Entries from a visual dataset
|---|

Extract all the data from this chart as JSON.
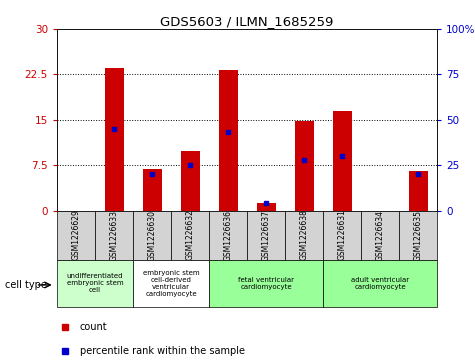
{
  "title": "GDS5603 / ILMN_1685259",
  "samples": [
    "GSM1226629",
    "GSM1226633",
    "GSM1226630",
    "GSM1226632",
    "GSM1226636",
    "GSM1226637",
    "GSM1226638",
    "GSM1226631",
    "GSM1226634",
    "GSM1226635"
  ],
  "counts": [
    0,
    23.5,
    6.8,
    9.8,
    23.3,
    1.2,
    14.8,
    16.5,
    0,
    6.5
  ],
  "percentiles": [
    0,
    45,
    20,
    25,
    43,
    4,
    28,
    30,
    0,
    20
  ],
  "ylim_left": [
    0,
    30
  ],
  "ylim_right": [
    0,
    100
  ],
  "yticks_left": [
    0,
    7.5,
    15,
    22.5,
    30
  ],
  "ytick_labels_left": [
    "0",
    "7.5",
    "15",
    "22.5",
    "30"
  ],
  "yticks_right": [
    0,
    25,
    50,
    75,
    100
  ],
  "ytick_labels_right": [
    "0",
    "25",
    "50",
    "75",
    "100%"
  ],
  "bar_color": "#cc0000",
  "blue_color": "#0000cc",
  "cell_types": [
    {
      "label": "undifferentiated\nembryonic stem\ncell",
      "start": 0,
      "end": 2,
      "color": "#ccffcc"
    },
    {
      "label": "embryonic stem\ncell-derived\nventricular\ncardiomyocyte",
      "start": 2,
      "end": 4,
      "color": "#ffffff"
    },
    {
      "label": "fetal ventricular\ncardiomyocyte",
      "start": 4,
      "end": 7,
      "color": "#99ff99"
    },
    {
      "label": "adult ventricular\ncardiomyocyte",
      "start": 7,
      "end": 10,
      "color": "#99ff99"
    }
  ],
  "cell_type_label": "cell type",
  "legend_count": "count",
  "legend_percentile": "percentile rank within the sample",
  "bar_width": 0.5,
  "tick_label_color_left": "#cc0000",
  "tick_label_color_right": "#0000cc",
  "bar_bg_color": "#d3d3d3",
  "n_samples": 10
}
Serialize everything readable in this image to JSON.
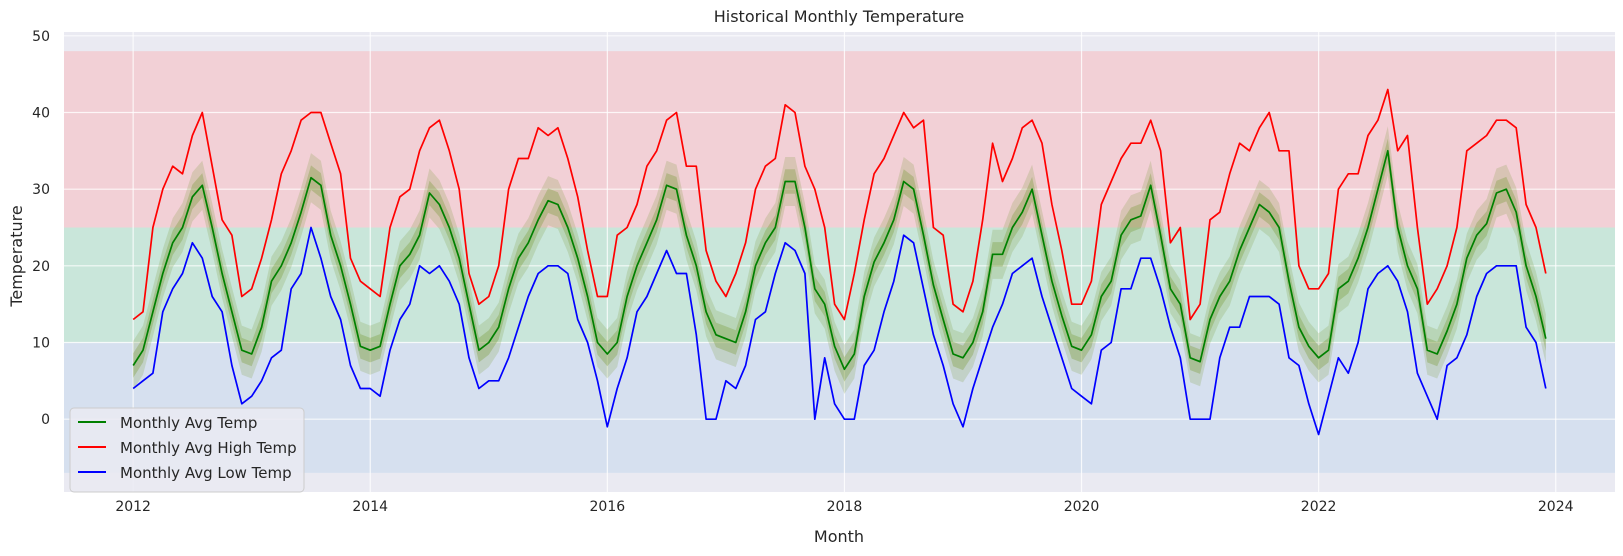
{
  "chart_data": {
    "type": "line",
    "title": "Historical Monthly Temperature",
    "xlabel": "Month",
    "ylabel": "Temperature",
    "x_start": "2012-01",
    "xlim": [
      "2011-06",
      "2024-07"
    ],
    "ylim": [
      -9.5,
      50.5
    ],
    "x_ticks": [
      "2012",
      "2014",
      "2016",
      "2018",
      "2020",
      "2022",
      "2024"
    ],
    "y_ticks": [
      0,
      10,
      20,
      30,
      40,
      50
    ],
    "grid": true,
    "legend_position": "bottom-left",
    "bands": [
      {
        "from": -7,
        "to": 10,
        "color": "#d6e0ef"
      },
      {
        "from": 10,
        "to": 25,
        "color": "#c9e6da"
      },
      {
        "from": 25,
        "to": 48,
        "color": "#f2d0d6"
      }
    ],
    "series": [
      {
        "name": "Monthly Avg Temp",
        "color": "#008000",
        "band_color": "#7a9a3a",
        "values": [
          7,
          9,
          14,
          19,
          23,
          25,
          29,
          30.5,
          25,
          19,
          14,
          9,
          8.5,
          12,
          18,
          20,
          23,
          27,
          31.5,
          30.5,
          24,
          20,
          15,
          9.5,
          9,
          9.5,
          15,
          20,
          21.5,
          24,
          29.5,
          28,
          25,
          21,
          15,
          9,
          10,
          12,
          17,
          21,
          23,
          26,
          28.5,
          28,
          25,
          21,
          16,
          10,
          8.5,
          10,
          16,
          20,
          23,
          26,
          30.5,
          30,
          24,
          20,
          14,
          11,
          10.5,
          10,
          14,
          20,
          23,
          25,
          31,
          31,
          25,
          17,
          15,
          9.5,
          6.5,
          8.5,
          16,
          20.5,
          23,
          26,
          31,
          30,
          24,
          17.5,
          13,
          8.5,
          8,
          10,
          14,
          21.5,
          21.5,
          25,
          27,
          30,
          24,
          18,
          13.5,
          9.5,
          9,
          11,
          16,
          18,
          24,
          26,
          26.5,
          30.5,
          24,
          17,
          15,
          8,
          7.5,
          13,
          16,
          18,
          22,
          25,
          28,
          27,
          25,
          18,
          12,
          9.5,
          8,
          9,
          17,
          18,
          21,
          25,
          30,
          35,
          25,
          20,
          17,
          9,
          8.5,
          11.5,
          15,
          21,
          24,
          25.5,
          29.5,
          30,
          27,
          20,
          16,
          10.5
        ]
      },
      {
        "name": "Monthly Avg High Temp",
        "color": "#ff0000",
        "values": [
          13,
          14,
          25,
          30,
          33,
          32,
          37,
          40,
          33,
          26,
          24,
          16,
          17,
          21,
          26,
          32,
          35,
          39,
          40,
          40,
          36,
          32,
          21,
          18,
          17,
          16,
          25,
          29,
          30,
          35,
          38,
          39,
          35,
          30,
          19,
          15,
          16,
          20,
          30,
          34,
          34,
          38,
          37,
          38,
          34,
          29,
          22,
          16,
          16,
          24,
          25,
          28,
          33,
          35,
          39,
          40,
          33,
          33,
          22,
          18,
          16,
          19,
          23,
          30,
          33,
          34,
          41,
          40,
          33,
          30,
          25,
          15,
          13,
          19,
          26,
          32,
          34,
          37,
          40,
          38,
          39,
          25,
          24,
          15,
          14,
          18,
          26,
          36,
          31,
          34,
          38,
          39,
          36,
          28,
          22,
          15,
          15,
          18,
          28,
          31,
          34,
          36,
          36,
          39,
          35,
          23,
          25,
          13,
          15,
          26,
          27,
          32,
          36,
          35,
          38,
          40,
          35,
          35,
          20,
          17,
          17,
          19,
          30,
          32,
          32,
          37,
          39,
          43,
          35,
          37,
          25,
          15,
          17,
          20,
          25,
          35,
          36,
          37,
          39,
          39,
          38,
          28,
          25,
          19
        ]
      },
      {
        "name": "Monthly Avg Low Temp",
        "color": "#0000ff",
        "values": [
          4,
          5,
          6,
          14,
          17,
          19,
          23,
          21,
          16,
          14,
          7,
          2,
          3,
          5,
          8,
          9,
          17,
          19,
          25,
          21,
          16,
          13,
          7,
          4,
          4,
          3,
          9,
          13,
          15,
          20,
          19,
          20,
          18,
          15,
          8,
          4,
          5,
          5,
          8,
          12,
          16,
          19,
          20,
          20,
          19,
          13,
          10,
          5,
          -1,
          4,
          8,
          14,
          16,
          19,
          22,
          19,
          19,
          11,
          0,
          0,
          5,
          4,
          7,
          13,
          14,
          19,
          23,
          22,
          19,
          0,
          8,
          2,
          0,
          0,
          7,
          9,
          14,
          18,
          24,
          23,
          17,
          11,
          7,
          2,
          -1,
          4,
          8,
          12,
          15,
          19,
          20,
          21,
          16,
          12,
          8,
          4,
          3,
          2,
          9,
          10,
          17,
          17,
          21,
          21,
          17,
          12,
          8,
          0,
          0,
          0,
          8,
          12,
          12,
          16,
          16,
          16,
          15,
          8,
          7,
          2,
          -2,
          3,
          8,
          6,
          10,
          17,
          19,
          20,
          18,
          14,
          6,
          3,
          0,
          7,
          8,
          11,
          16,
          19,
          20,
          20,
          20,
          12,
          10,
          4
        ]
      }
    ]
  }
}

|---|

> [To do] Leaving the pictures aside, transcribe the entire listing exactly.

> [Answer below]
Extract all the data from this chart as JSON.
{
  "title": "GDS5603 / ILMN_1685259",
  "samples": [
    "GSM1226629",
    "GSM1226633",
    "GSM1226630",
    "GSM1226632",
    "GSM1226636",
    "GSM1226637",
    "GSM1226638",
    "GSM1226631",
    "GSM1226634",
    "GSM1226635"
  ],
  "counts": [
    0,
    23.5,
    6.8,
    9.8,
    23.3,
    1.2,
    14.8,
    16.5,
    0,
    6.5
  ],
  "percentiles": [
    0,
    45,
    20,
    25,
    43,
    4,
    28,
    30,
    0,
    20
  ],
  "ylim_left": [
    0,
    30
  ],
  "ylim_right": [
    0,
    100
  ],
  "yticks_left": [
    0,
    7.5,
    15,
    22.5,
    30
  ],
  "ytick_labels_left": [
    "0",
    "7.5",
    "15",
    "22.5",
    "30"
  ],
  "yticks_right": [
    0,
    25,
    50,
    75,
    100
  ],
  "ytick_labels_right": [
    "0",
    "25",
    "50",
    "75",
    "100%"
  ],
  "bar_color": "#cc0000",
  "blue_color": "#0000cc",
  "cell_types": [
    {
      "label": "undifferentiated\nembryonic stem\ncell",
      "start": 0,
      "end": 2,
      "color": "#ccffcc"
    },
    {
      "label": "embryonic stem\ncell-derived\nventricular\ncardiomyocyte",
      "start": 2,
      "end": 4,
      "color": "#ffffff"
    },
    {
      "label": "fetal ventricular\ncardiomyocyte",
      "start": 4,
      "end": 7,
      "color": "#99ff99"
    },
    {
      "label": "adult ventricular\ncardiomyocyte",
      "start": 7,
      "end": 10,
      "color": "#99ff99"
    }
  ],
  "cell_type_label": "cell type",
  "legend_count": "count",
  "legend_percentile": "percentile rank within the sample",
  "bar_width": 0.5,
  "tick_label_color_left": "#cc0000",
  "tick_label_color_right": "#0000cc",
  "bar_bg_color": "#d3d3d3",
  "n_samples": 10
}
Serialize everything readable in this image to JSON.
{
  "chart_data": {
    "type": "line",
    "title": "Historical Monthly Temperature",
    "xlabel": "Month",
    "ylabel": "Temperature",
    "x_start": "2012-01",
    "xlim": [
      "2011-06",
      "2024-07"
    ],
    "ylim": [
      -9.5,
      50.5
    ],
    "x_ticks": [
      "2012",
      "2014",
      "2016",
      "2018",
      "2020",
      "2022",
      "2024"
    ],
    "y_ticks": [
      0,
      10,
      20,
      30,
      40,
      50
    ],
    "grid": true,
    "legend_position": "bottom-left",
    "bands": [
      {
        "from": -7,
        "to": 10,
        "color": "#d6e0ef"
      },
      {
        "from": 10,
        "to": 25,
        "color": "#c9e6da"
      },
      {
        "from": 25,
        "to": 48,
        "color": "#f2d0d6"
      }
    ],
    "series": [
      {
        "name": "Monthly Avg Temp",
        "color": "#008000",
        "band_color": "#7a9a3a",
        "values": [
          7,
          9,
          14,
          19,
          23,
          25,
          29,
          30.5,
          25,
          19,
          14,
          9,
          8.5,
          12,
          18,
          20,
          23,
          27,
          31.5,
          30.5,
          24,
          20,
          15,
          9.5,
          9,
          9.5,
          15,
          20,
          21.5,
          24,
          29.5,
          28,
          25,
          21,
          15,
          9,
          10,
          12,
          17,
          21,
          23,
          26,
          28.5,
          28,
          25,
          21,
          16,
          10,
          8.5,
          10,
          16,
          20,
          23,
          26,
          30.5,
          30,
          24,
          20,
          14,
          11,
          10.5,
          10,
          14,
          20,
          23,
          25,
          31,
          31,
          25,
          17,
          15,
          9.5,
          6.5,
          8.5,
          16,
          20.5,
          23,
          26,
          31,
          30,
          24,
          17.5,
          13,
          8.5,
          8,
          10,
          14,
          21.5,
          21.5,
          25,
          27,
          30,
          24,
          18,
          13.5,
          9.5,
          9,
          11,
          16,
          18,
          24,
          26,
          26.5,
          30.5,
          24,
          17,
          15,
          8,
          7.5,
          13,
          16,
          18,
          22,
          25,
          28,
          27,
          25,
          18,
          12,
          9.5,
          8,
          9,
          17,
          18,
          21,
          25,
          30,
          35,
          25,
          20,
          17,
          9,
          8.5,
          11.5,
          15,
          21,
          24,
          25.5,
          29.5,
          30,
          27,
          20,
          16,
          10.5
        ]
      },
      {
        "name": "Monthly Avg High Temp",
        "color": "#ff0000",
        "values": [
          13,
          14,
          25,
          30,
          33,
          32,
          37,
          40,
          33,
          26,
          24,
          16,
          17,
          21,
          26,
          32,
          35,
          39,
          40,
          40,
          36,
          32,
          21,
          18,
          17,
          16,
          25,
          29,
          30,
          35,
          38,
          39,
          35,
          30,
          19,
          15,
          16,
          20,
          30,
          34,
          34,
          38,
          37,
          38,
          34,
          29,
          22,
          16,
          16,
          24,
          25,
          28,
          33,
          35,
          39,
          40,
          33,
          33,
          22,
          18,
          16,
          19,
          23,
          30,
          33,
          34,
          41,
          40,
          33,
          30,
          25,
          15,
          13,
          19,
          26,
          32,
          34,
          37,
          40,
          38,
          39,
          25,
          24,
          15,
          14,
          18,
          26,
          36,
          31,
          34,
          38,
          39,
          36,
          28,
          22,
          15,
          15,
          18,
          28,
          31,
          34,
          36,
          36,
          39,
          35,
          23,
          25,
          13,
          15,
          26,
          27,
          32,
          36,
          35,
          38,
          40,
          35,
          35,
          20,
          17,
          17,
          19,
          30,
          32,
          32,
          37,
          39,
          43,
          35,
          37,
          25,
          15,
          17,
          20,
          25,
          35,
          36,
          37,
          39,
          39,
          38,
          28,
          25,
          19
        ]
      },
      {
        "name": "Monthly Avg Low Temp",
        "color": "#0000ff",
        "values": [
          4,
          5,
          6,
          14,
          17,
          19,
          23,
          21,
          16,
          14,
          7,
          2,
          3,
          5,
          8,
          9,
          17,
          19,
          25,
          21,
          16,
          13,
          7,
          4,
          4,
          3,
          9,
          13,
          15,
          20,
          19,
          20,
          18,
          15,
          8,
          4,
          5,
          5,
          8,
          12,
          16,
          19,
          20,
          20,
          19,
          13,
          10,
          5,
          -1,
          4,
          8,
          14,
          16,
          19,
          22,
          19,
          19,
          11,
          0,
          0,
          5,
          4,
          7,
          13,
          14,
          19,
          23,
          22,
          19,
          0,
          8,
          2,
          0,
          0,
          7,
          9,
          14,
          18,
          24,
          23,
          17,
          11,
          7,
          2,
          -1,
          4,
          8,
          12,
          15,
          19,
          20,
          21,
          16,
          12,
          8,
          4,
          3,
          2,
          9,
          10,
          17,
          17,
          21,
          21,
          17,
          12,
          8,
          0,
          0,
          0,
          8,
          12,
          12,
          16,
          16,
          16,
          15,
          8,
          7,
          2,
          -2,
          3,
          8,
          6,
          10,
          17,
          19,
          20,
          18,
          14,
          6,
          3,
          0,
          7,
          8,
          11,
          16,
          19,
          20,
          20,
          20,
          12,
          10,
          4
        ]
      }
    ]
  }
}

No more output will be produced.